Given request
Select and copy out every line in the records containing "JSON".

*****

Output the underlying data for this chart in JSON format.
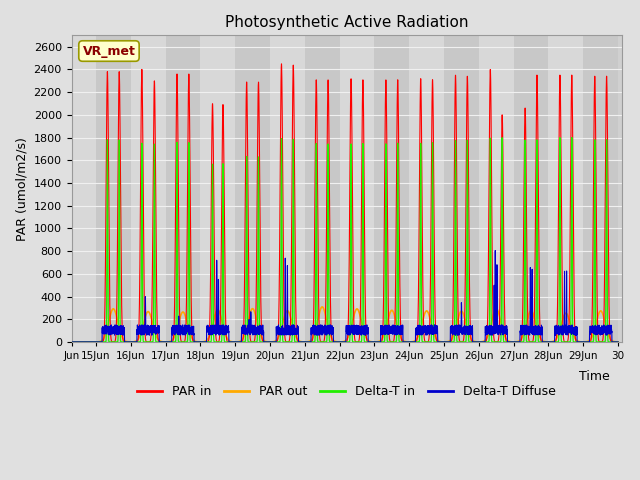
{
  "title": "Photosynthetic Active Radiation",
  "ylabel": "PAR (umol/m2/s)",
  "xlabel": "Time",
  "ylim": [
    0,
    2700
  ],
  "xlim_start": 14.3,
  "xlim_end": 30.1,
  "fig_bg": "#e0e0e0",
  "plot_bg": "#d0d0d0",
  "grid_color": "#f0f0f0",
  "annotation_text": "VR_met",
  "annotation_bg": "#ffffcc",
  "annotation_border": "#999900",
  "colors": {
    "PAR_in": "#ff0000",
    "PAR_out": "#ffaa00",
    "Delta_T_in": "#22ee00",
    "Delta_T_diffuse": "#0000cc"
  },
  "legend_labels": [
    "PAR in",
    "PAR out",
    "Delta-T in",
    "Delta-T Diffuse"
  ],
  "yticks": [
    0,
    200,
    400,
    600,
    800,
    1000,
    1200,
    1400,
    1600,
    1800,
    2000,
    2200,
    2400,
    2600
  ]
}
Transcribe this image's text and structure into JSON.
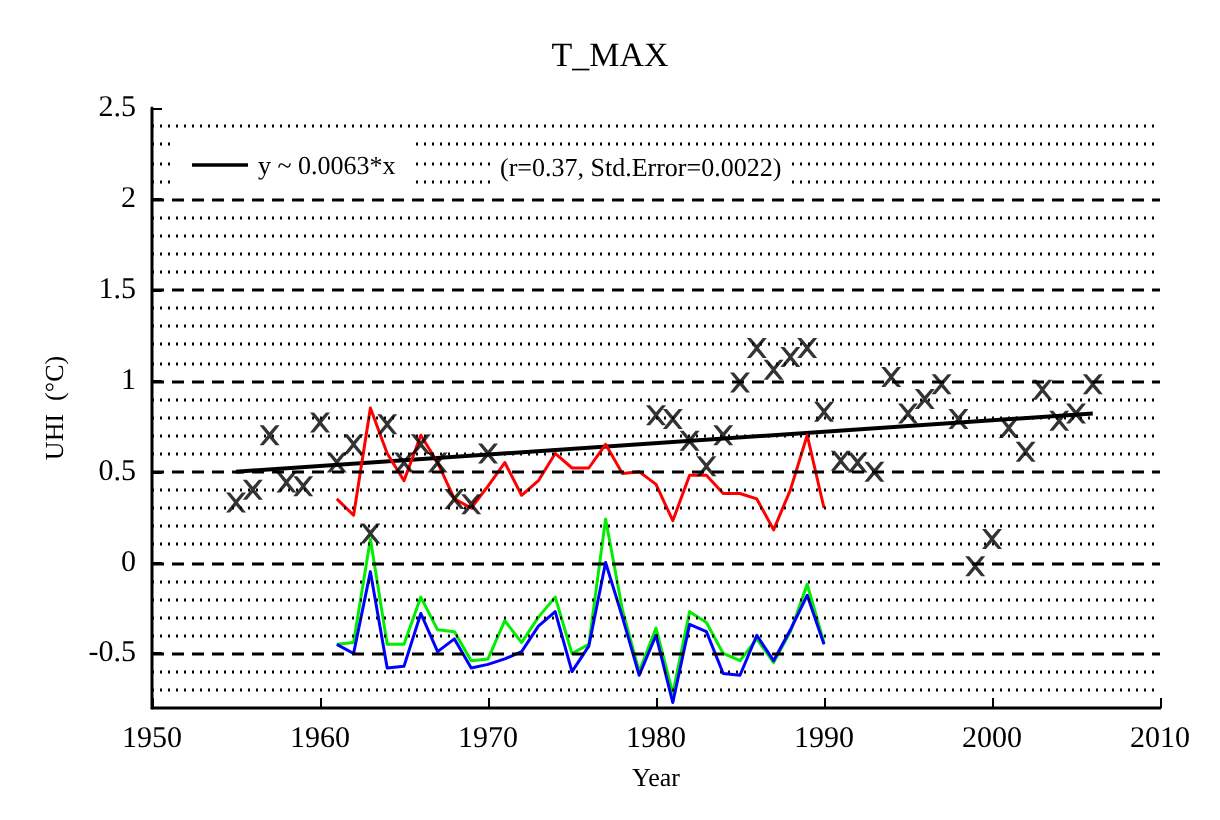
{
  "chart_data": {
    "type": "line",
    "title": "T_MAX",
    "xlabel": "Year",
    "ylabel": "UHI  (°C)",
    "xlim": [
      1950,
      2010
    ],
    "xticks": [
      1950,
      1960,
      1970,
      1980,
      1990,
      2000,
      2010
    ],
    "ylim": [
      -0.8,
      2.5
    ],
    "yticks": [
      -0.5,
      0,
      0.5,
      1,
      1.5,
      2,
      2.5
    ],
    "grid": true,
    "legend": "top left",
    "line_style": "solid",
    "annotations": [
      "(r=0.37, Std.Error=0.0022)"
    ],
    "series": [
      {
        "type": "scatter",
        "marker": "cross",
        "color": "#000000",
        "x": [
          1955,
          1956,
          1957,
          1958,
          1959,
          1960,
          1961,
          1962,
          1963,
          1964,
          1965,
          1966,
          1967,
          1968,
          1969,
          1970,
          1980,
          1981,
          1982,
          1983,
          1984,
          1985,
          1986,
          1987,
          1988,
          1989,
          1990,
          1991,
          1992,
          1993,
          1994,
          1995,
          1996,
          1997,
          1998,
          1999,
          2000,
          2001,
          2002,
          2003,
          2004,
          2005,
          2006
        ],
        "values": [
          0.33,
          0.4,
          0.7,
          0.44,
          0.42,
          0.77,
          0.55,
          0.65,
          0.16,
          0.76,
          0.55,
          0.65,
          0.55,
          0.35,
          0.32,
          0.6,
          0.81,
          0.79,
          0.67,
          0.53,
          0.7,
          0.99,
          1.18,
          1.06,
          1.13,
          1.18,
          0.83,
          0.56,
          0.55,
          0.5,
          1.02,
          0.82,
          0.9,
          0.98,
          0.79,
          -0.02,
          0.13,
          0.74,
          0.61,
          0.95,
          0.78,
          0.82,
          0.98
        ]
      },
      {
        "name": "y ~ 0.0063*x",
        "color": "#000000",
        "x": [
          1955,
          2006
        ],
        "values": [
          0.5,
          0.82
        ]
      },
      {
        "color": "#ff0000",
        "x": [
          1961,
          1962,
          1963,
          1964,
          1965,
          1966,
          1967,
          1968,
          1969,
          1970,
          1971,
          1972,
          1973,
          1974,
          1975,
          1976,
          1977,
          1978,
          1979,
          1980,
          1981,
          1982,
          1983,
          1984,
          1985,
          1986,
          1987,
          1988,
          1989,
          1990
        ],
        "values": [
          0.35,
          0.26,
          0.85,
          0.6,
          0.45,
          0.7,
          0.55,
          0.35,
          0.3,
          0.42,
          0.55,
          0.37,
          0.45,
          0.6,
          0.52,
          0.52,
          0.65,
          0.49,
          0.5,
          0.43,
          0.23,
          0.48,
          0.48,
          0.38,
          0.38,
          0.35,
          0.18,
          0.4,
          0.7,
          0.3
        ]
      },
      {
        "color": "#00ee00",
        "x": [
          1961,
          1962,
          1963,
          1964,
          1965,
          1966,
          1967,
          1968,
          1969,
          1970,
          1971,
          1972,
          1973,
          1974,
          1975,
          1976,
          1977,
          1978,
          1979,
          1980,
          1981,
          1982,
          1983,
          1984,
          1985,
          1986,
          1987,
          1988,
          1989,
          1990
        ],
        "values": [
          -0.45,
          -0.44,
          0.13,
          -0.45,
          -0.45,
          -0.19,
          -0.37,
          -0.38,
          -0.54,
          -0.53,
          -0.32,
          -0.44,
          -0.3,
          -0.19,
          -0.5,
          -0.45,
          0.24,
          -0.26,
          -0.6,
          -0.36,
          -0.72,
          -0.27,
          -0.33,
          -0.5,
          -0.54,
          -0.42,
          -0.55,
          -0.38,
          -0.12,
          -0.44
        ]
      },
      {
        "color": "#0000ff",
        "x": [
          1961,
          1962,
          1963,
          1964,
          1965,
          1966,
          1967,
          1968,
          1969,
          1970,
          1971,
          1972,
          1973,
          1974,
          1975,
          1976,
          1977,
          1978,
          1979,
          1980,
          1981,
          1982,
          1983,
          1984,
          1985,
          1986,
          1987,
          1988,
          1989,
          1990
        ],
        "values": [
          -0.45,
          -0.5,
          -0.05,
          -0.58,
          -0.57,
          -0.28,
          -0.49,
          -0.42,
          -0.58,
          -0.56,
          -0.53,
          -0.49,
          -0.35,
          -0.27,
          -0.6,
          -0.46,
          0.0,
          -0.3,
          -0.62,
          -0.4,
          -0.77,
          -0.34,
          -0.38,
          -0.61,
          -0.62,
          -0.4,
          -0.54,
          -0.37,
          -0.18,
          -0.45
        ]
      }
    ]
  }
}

*****

Solution to this task
Output the underlying data for this chart in JSON format.
Transcribe this image's text and structure into JSON.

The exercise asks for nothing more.